GIVEN REQUEST: Print the listing below exactly.

+++ THE RECORDS +++

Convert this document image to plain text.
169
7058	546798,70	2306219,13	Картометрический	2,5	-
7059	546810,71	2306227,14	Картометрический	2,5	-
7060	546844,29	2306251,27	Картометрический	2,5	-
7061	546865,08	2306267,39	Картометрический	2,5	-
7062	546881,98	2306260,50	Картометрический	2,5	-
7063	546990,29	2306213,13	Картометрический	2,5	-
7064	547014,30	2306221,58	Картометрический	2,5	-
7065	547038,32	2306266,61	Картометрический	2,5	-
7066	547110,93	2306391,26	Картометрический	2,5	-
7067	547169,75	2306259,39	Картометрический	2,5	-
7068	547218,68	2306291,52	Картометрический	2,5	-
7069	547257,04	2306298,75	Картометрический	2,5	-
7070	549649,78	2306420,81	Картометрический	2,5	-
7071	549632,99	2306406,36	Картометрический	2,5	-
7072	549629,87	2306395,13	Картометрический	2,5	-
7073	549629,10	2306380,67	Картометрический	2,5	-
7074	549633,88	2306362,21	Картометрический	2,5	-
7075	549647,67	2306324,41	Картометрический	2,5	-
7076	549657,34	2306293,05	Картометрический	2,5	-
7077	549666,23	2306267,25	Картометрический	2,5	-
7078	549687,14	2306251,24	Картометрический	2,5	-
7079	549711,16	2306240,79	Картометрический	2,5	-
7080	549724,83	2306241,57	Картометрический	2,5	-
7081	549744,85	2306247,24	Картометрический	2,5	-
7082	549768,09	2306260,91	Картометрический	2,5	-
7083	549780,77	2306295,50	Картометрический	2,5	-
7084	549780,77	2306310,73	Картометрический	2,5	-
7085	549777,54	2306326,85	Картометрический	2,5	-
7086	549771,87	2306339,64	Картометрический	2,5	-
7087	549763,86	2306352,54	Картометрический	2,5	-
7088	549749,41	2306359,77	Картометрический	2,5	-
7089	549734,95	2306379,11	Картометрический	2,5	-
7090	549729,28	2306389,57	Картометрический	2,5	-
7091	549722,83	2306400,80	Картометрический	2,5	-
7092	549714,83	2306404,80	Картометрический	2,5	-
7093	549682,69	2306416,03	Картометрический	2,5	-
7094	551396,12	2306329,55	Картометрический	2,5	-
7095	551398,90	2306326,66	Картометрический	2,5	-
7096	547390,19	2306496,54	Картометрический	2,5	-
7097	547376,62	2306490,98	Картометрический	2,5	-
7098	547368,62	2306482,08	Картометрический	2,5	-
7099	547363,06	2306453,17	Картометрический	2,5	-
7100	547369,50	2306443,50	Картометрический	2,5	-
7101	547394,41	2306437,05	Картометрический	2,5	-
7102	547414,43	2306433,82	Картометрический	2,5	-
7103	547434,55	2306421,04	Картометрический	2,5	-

+++

THE OUTPUT:
Convert this document image to plain text.
169
7058	546798,70	2306219,13	Картометрический	2,5	-
7059	546810,71	2306227,14	Картометрический	2,5	-
7060	546844,29	2306251,27	Картометрический	2,5	-
7061	546865,08	2306267,39	Картометрический	2,5	-
7062	546881,98	2306260,50	Картометрический	2,5	-
7063	546990,29	2306213,13	Картометрический	2,5	-
7064	547014,30	2306221,58	Картометрический	2,5	-
7065	547038,32	2306266,61	Картометрический	2,5	-
7066	547110,93	2306391,26	Картометрический	2,5	-
7067	547169,75	2306259,39	Картометрический	2,5	-
7068	547218,68	2306291,52	Картометрический	2,5	-
7069	547257,04	2306298,75	Картометрический	2,5	-
7070	549649,78	2306420,81	Картометрический	2,5	-
7071	549632,99	2306406,36	Картометрический	2,5	-
7072	549629,87	2306395,13	Картометрический	2,5	-
7073	549629,10	2306380,67	Картометрический	2,5	-
7074	549633,88	2306362,21	Картометрический	2,5	-
7075	549647,67	2306324,41	Картометрический	2,5	-
7076	549657,34	2306293,05	Картометрический	2,5	-
7077	549666,23	2306267,25	Картометрический	2,5	-
7078	549687,14	2306251,24	Картометрический	2,5	-
7079	549711,16	2306240,79	Картометрический	2,5	-
7080	549724,83	2306241,57	Картометрический	2,5	-
7081	549744,85	2306247,24	Картометрический	2,5	-
7082	549768,09	2306260,91	Картометрический	2,5	-
7083	549780,77	2306295,50	Картометрический	2,5	-
7084	549780,77	2306310,73	Картометрический	2,5	-
7085	549777,54	2306326,85	Картометрический	2,5	-
7086	549771,87	2306339,64	Картометрический	2,5	-
7087	549763,86	2306352,54	Картометрический	2,5	-
7088	549749,41	2306359,77	Картометрический	2,5	-
7089	549734,95	2306379,11	Картометрический	2,5	-
7090	549729,28	2306389,57	Картометрический	2,5	-
7091	549722,83	2306400,80	Картометрический	2,5	-
7092	549714,83	2306404,80	Картометрический	2,5	-
7093	549682,69	2306416,03	Картометрический	2,5	-
7094	551396,12	2306329,55	Картометрический	2,5	-
7095	551398,90	2306326,66	Картометрический	2,5	-
7096	547390,19	2306496,54	Картометрический	2,5	-
7097	547376,62	2306490,98	Картометрический	2,5	-
7098	547368,62	2306482,08	Картометрический	2,5	-
7099	547363,06	2306453,17	Картометрический	2,5	-
7100	547369,50	2306443,50	Картометрический	2,5	-
7101	547394,41	2306437,05	Картометрический	2,5	-
7102	547414,43	2306433,82	Картометрический	2,5	-
7103	547434,55	2306421,04	Картометрический	2,5	-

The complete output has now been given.